**Objective:**
All of the records listed below should be retyped exactly.

-- begin Material for the task --

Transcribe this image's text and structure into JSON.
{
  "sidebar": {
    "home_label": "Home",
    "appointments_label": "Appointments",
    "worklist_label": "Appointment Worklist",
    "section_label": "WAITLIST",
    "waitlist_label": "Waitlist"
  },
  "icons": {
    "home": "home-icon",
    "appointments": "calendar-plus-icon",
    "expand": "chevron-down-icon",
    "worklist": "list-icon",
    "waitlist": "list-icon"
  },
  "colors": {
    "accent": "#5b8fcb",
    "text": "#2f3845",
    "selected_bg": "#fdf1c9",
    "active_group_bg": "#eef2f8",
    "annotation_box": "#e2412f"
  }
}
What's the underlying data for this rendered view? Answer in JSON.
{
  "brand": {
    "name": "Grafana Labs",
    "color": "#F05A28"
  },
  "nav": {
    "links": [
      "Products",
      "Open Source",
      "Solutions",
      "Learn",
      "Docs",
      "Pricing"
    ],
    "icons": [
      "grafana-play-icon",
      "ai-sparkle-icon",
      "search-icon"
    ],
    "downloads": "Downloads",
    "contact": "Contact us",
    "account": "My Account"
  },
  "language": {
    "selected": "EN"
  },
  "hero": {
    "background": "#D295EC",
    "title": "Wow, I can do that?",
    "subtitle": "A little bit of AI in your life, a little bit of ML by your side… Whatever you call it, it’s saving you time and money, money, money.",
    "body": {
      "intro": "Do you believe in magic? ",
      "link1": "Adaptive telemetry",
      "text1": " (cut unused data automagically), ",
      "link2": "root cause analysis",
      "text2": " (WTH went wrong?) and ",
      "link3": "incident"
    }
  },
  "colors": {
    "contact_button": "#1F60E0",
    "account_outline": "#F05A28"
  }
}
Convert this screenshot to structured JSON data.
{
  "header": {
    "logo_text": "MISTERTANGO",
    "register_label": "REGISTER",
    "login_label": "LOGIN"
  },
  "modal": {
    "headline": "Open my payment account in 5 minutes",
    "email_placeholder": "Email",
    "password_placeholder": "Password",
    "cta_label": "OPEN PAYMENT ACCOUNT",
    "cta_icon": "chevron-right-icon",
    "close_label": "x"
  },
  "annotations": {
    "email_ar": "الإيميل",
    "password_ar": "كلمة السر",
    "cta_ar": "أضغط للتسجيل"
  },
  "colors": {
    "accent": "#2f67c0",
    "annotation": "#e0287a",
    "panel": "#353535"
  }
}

-- end Material for the task --

**Task output:**
Transcribe this image's text and structure into JSON.
{
  "sidebar": {
    "home_label": "Home",
    "appointments_label": "Appointments",
    "worklist_label": "Appointment Worklist",
    "section_label": "WAITLIST",
    "waitlist_label": "Waitlist"
  },
  "icons": {
    "home": "home-icon",
    "appointments": "calendar-plus-icon",
    "expand": "chevron-down-icon",
    "worklist": "list-icon",
    "waitlist": "list-icon"
  },
  "colors": {
    "accent": "#5b8fcb",
    "text": "#2f3845",
    "selected_bg": "#fdf1c9",
    "active_group_bg": "#eef2f8",
    "annotation_box": "#e2412f"
  }
}
What's the underlying data for this rendered view? Answer in JSON.
{
  "brand": {
    "name": "Grafana Labs",
    "color": "#F05A28"
  },
  "nav": {
    "links": [
      "Products",
      "Open Source",
      "Solutions",
      "Learn",
      "Docs",
      "Pricing"
    ],
    "icons": [
      "grafana-play-icon",
      "ai-sparkle-icon",
      "search-icon"
    ],
    "downloads": "Downloads",
    "contact": "Contact us",
    "account": "My Account"
  },
  "language": {
    "selected": "EN"
  },
  "hero": {
    "background": "#D295EC",
    "title": "Wow, I can do that?",
    "subtitle": "A little bit of AI in your life, a little bit of ML by your side… Whatever you call it, it’s saving you time and money, money, money.",
    "body": {
      "intro": "Do you believe in magic? ",
      "link1": "Adaptive telemetry",
      "text1": " (cut unused data automagically), ",
      "link2": "root cause analysis",
      "text2": " (WTH went wrong?) and ",
      "link3": "incident"
    }
  },
  "colors": {
    "contact_button": "#1F60E0",
    "account_outline": "#F05A28"
  }
}
Convert this screenshot to structured JSON data.
{
  "header": {
    "logo_text": "MISTERTANGO",
    "register_label": "REGISTER",
    "login_label": "LOGIN"
  },
  "modal": {
    "headline": "Open my payment account in 5 minutes",
    "email_placeholder": "Email",
    "password_placeholder": "Password",
    "cta_label": "OPEN PAYMENT ACCOUNT",
    "cta_icon": "chevron-right-icon",
    "close_label": "x"
  },
  "annotations": {
    "email_ar": "الإيميل",
    "password_ar": "كلمة السر",
    "cta_ar": "أضغط للتسجيل"
  },
  "colors": {
    "accent": "#2f67c0",
    "annotation": "#e0287a",
    "panel": "#353535"
  }
}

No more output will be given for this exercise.